**Instructions for the task**
Go through the material below and copy all lines with "chat".

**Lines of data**
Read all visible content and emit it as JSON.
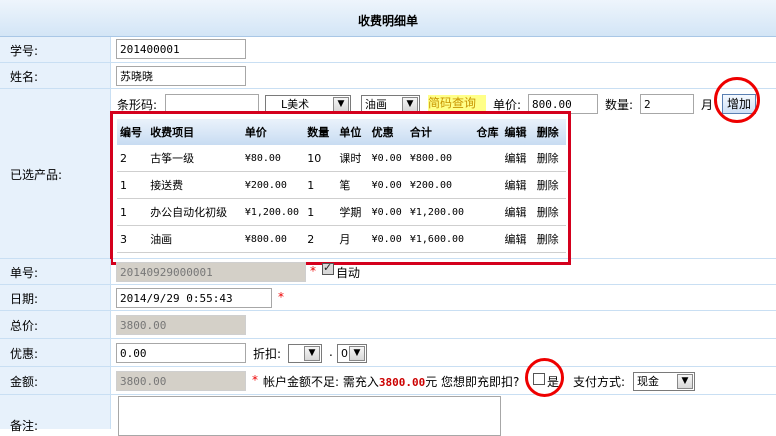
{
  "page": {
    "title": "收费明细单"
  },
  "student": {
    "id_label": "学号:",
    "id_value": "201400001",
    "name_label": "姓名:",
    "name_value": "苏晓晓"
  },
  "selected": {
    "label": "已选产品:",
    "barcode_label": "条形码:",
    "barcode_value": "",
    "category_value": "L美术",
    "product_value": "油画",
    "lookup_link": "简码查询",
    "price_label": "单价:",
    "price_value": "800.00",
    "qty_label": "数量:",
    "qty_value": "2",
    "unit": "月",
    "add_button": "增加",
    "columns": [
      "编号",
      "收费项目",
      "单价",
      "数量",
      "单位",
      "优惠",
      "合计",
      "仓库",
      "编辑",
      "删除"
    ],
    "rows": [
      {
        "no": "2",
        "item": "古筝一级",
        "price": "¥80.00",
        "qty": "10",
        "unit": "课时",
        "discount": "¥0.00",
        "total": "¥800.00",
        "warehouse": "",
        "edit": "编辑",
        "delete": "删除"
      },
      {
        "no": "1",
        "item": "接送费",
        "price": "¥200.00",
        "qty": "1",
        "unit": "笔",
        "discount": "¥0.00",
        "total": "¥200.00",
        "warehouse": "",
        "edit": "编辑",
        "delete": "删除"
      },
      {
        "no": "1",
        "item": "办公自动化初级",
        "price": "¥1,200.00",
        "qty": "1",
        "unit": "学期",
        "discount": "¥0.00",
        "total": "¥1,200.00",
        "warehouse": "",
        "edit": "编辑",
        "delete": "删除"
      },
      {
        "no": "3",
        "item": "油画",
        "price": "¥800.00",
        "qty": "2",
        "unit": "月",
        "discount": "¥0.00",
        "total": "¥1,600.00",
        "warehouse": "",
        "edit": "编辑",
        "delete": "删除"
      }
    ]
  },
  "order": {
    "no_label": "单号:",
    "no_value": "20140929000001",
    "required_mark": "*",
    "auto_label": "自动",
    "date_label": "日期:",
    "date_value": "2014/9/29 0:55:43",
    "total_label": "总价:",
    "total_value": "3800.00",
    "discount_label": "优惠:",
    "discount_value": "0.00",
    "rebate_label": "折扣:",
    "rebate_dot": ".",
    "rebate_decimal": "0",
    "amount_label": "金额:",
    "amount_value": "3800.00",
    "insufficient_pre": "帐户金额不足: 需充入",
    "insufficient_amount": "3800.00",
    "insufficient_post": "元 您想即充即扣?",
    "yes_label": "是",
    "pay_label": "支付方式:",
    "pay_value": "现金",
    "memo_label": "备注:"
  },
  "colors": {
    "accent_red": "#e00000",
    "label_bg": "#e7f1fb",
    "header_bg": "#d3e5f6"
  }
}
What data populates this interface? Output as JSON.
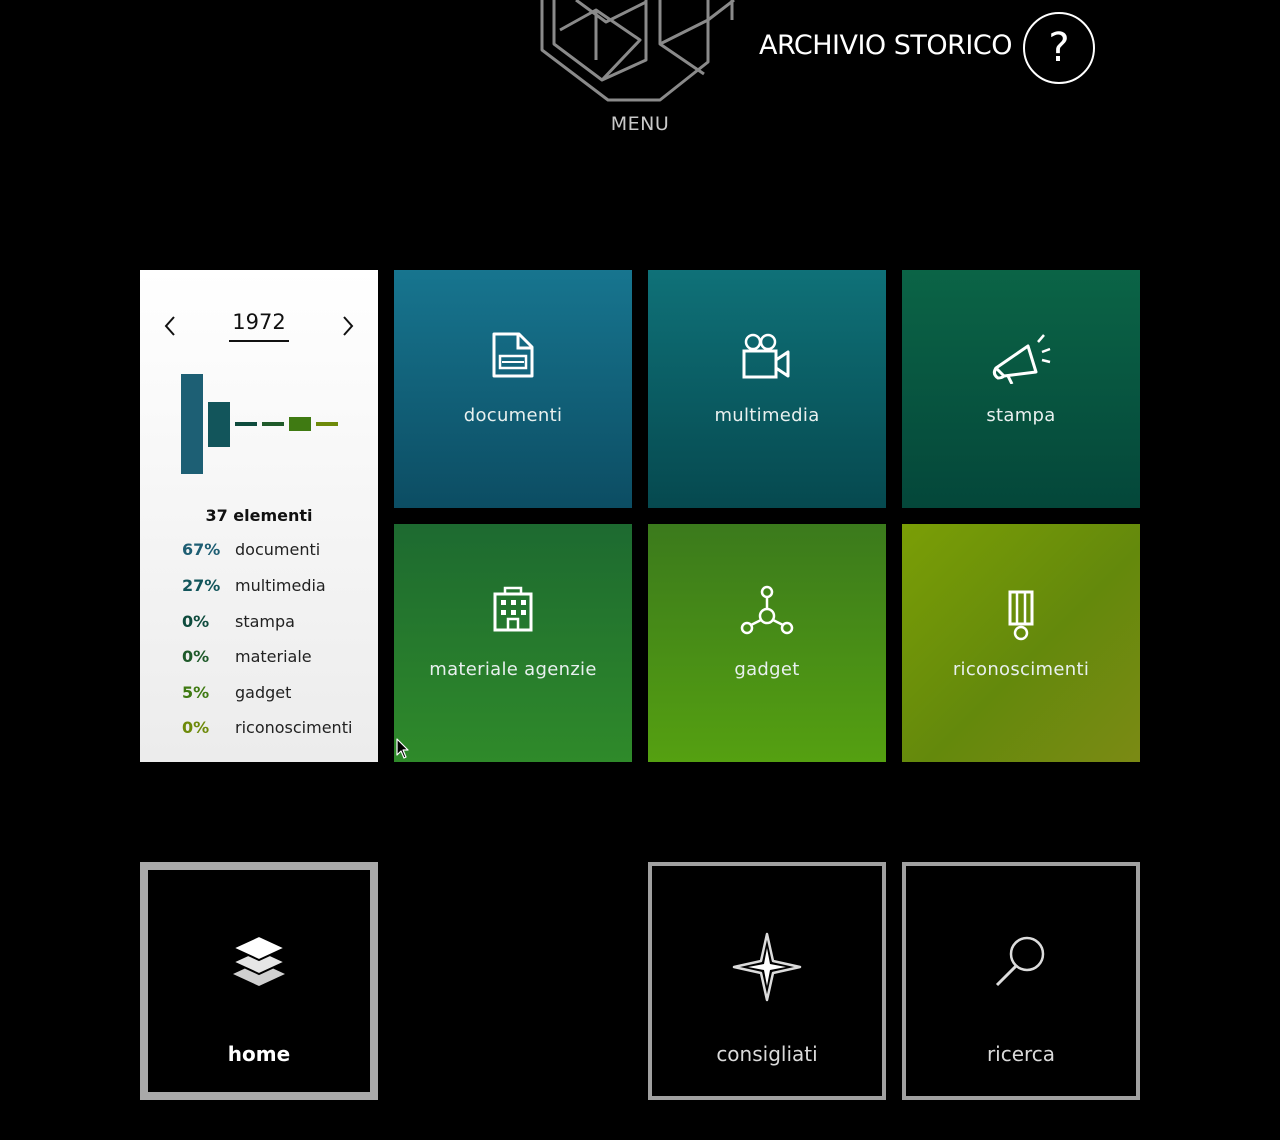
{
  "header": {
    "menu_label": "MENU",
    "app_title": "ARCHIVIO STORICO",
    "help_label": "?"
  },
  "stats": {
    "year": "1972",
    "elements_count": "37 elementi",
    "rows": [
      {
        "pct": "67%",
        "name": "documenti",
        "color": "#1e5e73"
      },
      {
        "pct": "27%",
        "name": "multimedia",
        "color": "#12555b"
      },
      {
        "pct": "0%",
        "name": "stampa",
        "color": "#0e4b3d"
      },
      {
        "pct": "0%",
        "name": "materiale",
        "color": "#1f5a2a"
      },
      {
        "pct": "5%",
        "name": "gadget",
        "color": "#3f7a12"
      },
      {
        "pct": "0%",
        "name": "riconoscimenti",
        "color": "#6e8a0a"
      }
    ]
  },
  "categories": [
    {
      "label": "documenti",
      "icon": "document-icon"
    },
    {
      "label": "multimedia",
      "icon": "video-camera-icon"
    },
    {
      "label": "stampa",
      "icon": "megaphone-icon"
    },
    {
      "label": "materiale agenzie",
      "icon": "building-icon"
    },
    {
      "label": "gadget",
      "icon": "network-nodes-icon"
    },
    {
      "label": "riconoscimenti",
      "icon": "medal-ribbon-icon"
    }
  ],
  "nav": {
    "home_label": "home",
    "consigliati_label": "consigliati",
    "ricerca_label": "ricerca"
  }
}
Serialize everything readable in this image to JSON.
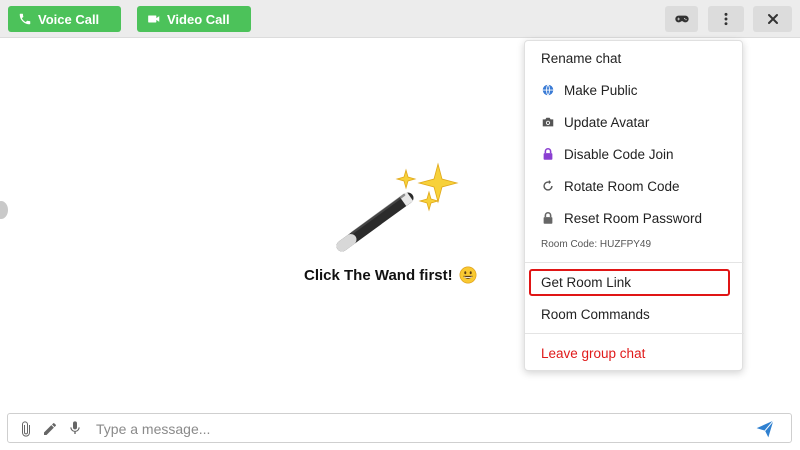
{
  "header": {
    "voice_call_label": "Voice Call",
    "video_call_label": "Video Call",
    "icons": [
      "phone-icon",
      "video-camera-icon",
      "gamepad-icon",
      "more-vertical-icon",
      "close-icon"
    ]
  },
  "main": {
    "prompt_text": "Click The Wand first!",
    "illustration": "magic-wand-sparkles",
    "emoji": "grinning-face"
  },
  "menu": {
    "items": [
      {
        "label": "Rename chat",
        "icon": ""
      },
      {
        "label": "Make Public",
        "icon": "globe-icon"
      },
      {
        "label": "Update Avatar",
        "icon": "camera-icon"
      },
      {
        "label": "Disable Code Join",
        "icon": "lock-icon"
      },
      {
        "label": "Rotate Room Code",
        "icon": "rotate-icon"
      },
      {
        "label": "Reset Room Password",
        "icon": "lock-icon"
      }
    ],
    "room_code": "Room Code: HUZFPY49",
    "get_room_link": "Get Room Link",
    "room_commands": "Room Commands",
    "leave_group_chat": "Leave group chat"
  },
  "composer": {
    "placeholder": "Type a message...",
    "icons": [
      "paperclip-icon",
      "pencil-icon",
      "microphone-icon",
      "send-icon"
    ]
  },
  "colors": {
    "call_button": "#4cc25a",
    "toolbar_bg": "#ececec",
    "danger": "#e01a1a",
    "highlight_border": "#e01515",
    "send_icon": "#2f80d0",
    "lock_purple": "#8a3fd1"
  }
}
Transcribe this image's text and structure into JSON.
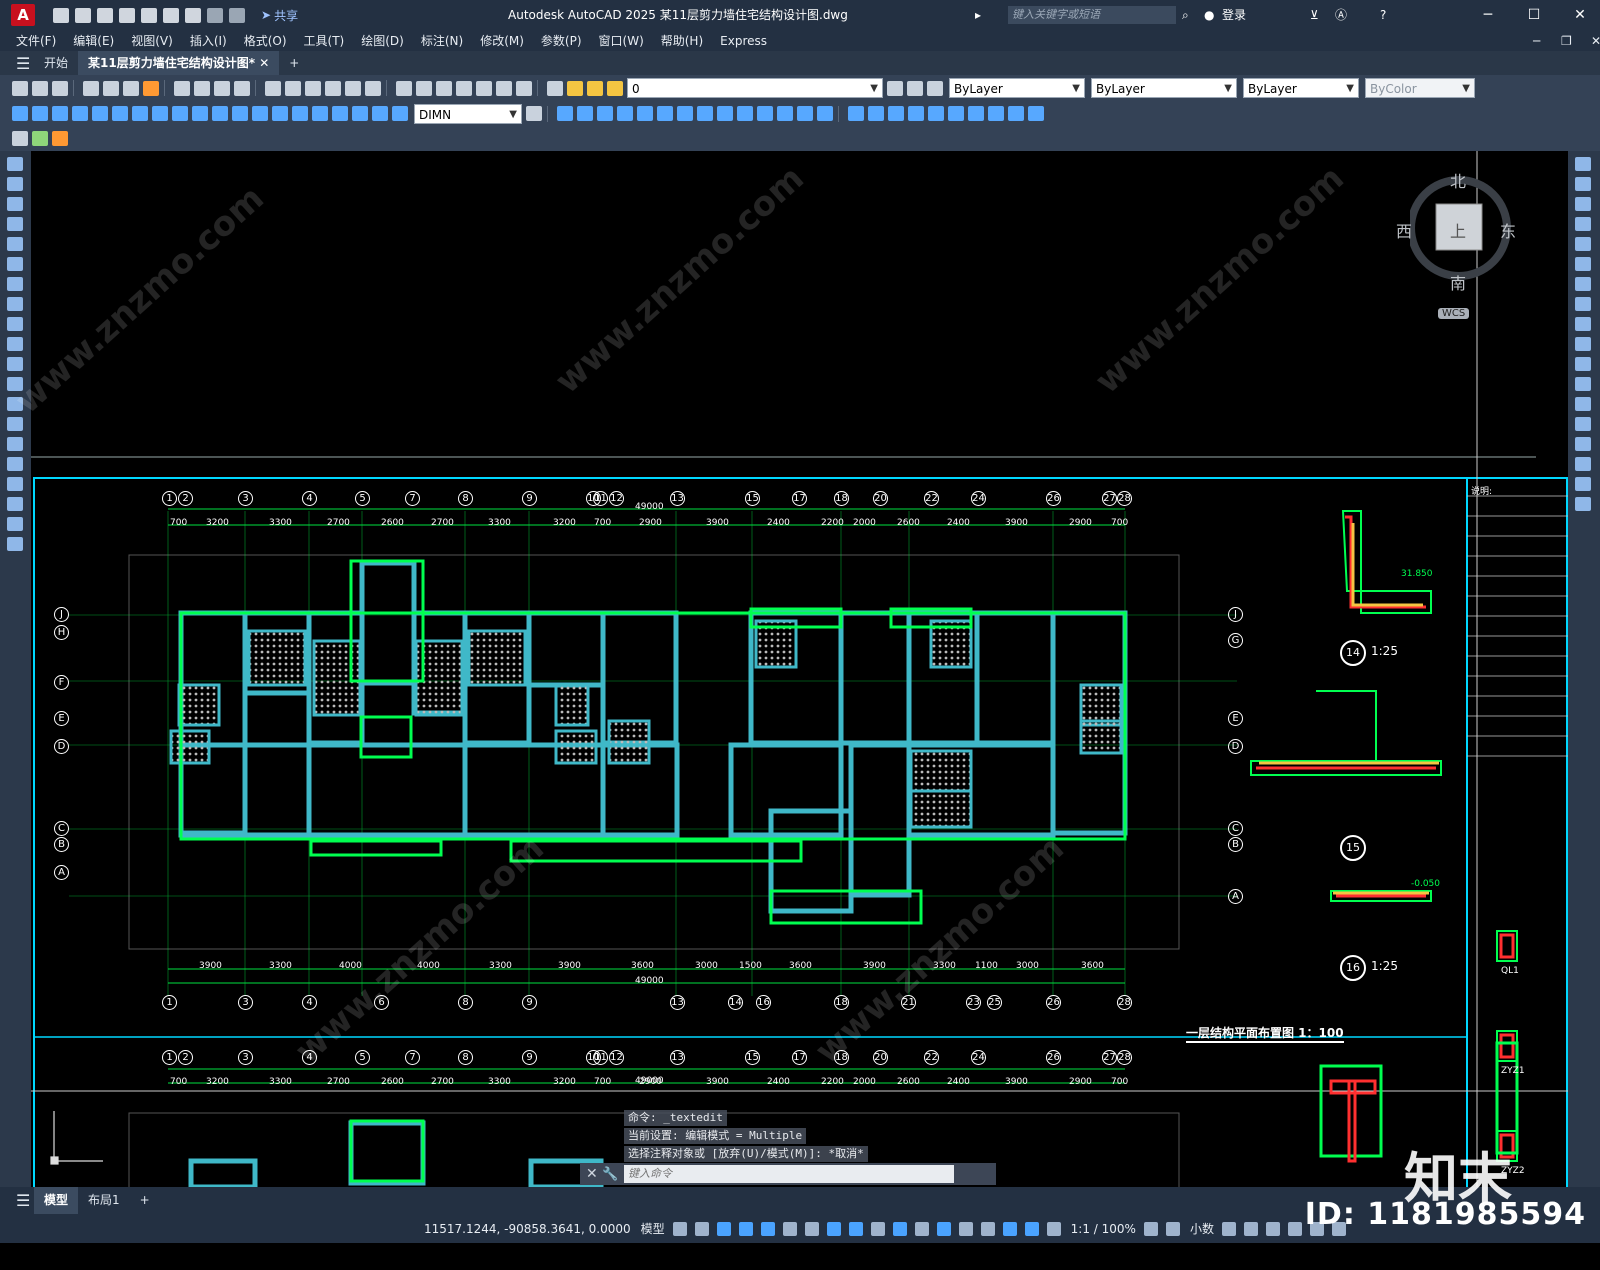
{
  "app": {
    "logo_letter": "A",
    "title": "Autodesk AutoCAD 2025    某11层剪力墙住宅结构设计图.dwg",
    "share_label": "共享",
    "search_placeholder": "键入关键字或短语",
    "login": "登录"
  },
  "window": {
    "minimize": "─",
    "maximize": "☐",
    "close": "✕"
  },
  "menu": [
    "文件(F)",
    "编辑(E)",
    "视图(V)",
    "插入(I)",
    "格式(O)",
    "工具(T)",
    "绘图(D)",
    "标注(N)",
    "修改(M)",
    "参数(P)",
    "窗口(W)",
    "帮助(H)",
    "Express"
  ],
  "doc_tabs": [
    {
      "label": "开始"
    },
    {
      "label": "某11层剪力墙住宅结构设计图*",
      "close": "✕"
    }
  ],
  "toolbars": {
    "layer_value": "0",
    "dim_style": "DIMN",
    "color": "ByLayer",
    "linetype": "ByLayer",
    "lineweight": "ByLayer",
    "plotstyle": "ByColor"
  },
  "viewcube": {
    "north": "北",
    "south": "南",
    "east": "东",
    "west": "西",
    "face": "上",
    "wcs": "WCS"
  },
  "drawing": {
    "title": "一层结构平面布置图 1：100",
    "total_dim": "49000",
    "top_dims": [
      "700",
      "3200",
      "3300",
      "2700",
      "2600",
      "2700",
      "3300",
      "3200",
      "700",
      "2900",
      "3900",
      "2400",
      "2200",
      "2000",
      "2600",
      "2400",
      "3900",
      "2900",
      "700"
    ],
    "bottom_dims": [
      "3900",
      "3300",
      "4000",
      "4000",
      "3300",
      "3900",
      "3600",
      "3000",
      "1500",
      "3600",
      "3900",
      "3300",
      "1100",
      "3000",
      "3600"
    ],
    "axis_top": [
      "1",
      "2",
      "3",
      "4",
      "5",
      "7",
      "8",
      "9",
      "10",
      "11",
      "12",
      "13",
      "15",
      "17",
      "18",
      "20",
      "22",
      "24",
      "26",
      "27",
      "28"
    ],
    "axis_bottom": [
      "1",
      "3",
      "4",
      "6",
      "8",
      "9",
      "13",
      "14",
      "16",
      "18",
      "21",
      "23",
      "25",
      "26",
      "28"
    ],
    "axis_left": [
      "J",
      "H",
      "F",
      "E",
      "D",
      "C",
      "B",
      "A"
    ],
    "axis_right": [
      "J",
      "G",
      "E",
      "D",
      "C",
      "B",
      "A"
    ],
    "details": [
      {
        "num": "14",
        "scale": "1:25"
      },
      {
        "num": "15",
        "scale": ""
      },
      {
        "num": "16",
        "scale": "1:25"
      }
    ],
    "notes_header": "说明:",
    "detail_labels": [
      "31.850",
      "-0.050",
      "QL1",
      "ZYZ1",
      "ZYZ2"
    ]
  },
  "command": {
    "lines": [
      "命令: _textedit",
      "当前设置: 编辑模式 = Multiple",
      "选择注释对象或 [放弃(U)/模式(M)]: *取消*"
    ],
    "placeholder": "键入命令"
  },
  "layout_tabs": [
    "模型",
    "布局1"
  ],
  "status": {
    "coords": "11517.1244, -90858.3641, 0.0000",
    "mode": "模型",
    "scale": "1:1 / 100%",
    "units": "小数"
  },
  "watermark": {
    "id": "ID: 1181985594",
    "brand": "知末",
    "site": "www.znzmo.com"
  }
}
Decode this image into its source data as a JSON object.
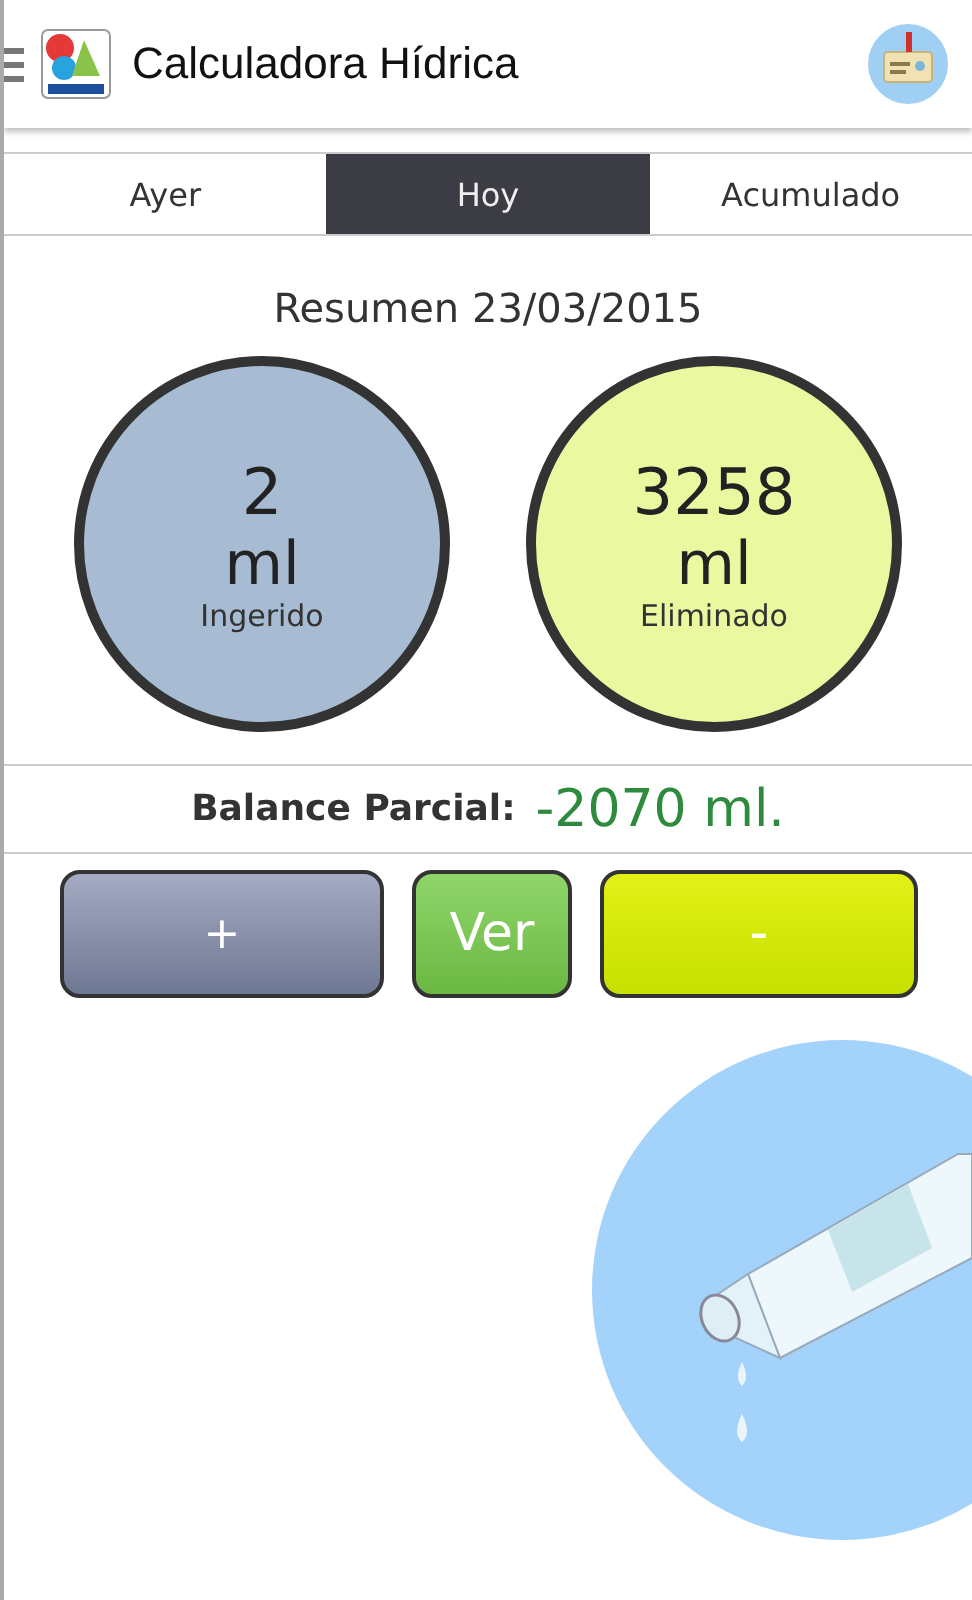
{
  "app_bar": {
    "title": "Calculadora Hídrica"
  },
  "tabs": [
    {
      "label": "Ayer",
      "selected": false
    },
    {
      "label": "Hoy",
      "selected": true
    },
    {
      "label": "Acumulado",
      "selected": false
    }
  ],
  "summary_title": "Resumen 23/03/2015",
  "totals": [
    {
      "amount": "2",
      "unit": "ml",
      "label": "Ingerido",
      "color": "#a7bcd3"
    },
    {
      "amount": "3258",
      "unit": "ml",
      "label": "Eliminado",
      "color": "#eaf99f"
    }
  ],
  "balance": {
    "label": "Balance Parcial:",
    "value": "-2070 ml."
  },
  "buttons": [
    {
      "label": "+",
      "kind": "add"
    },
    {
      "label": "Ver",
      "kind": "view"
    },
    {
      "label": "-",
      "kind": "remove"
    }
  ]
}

**Full answer**
        "label": "Rename chat",
    "leave_group_chat": "Leave group chat"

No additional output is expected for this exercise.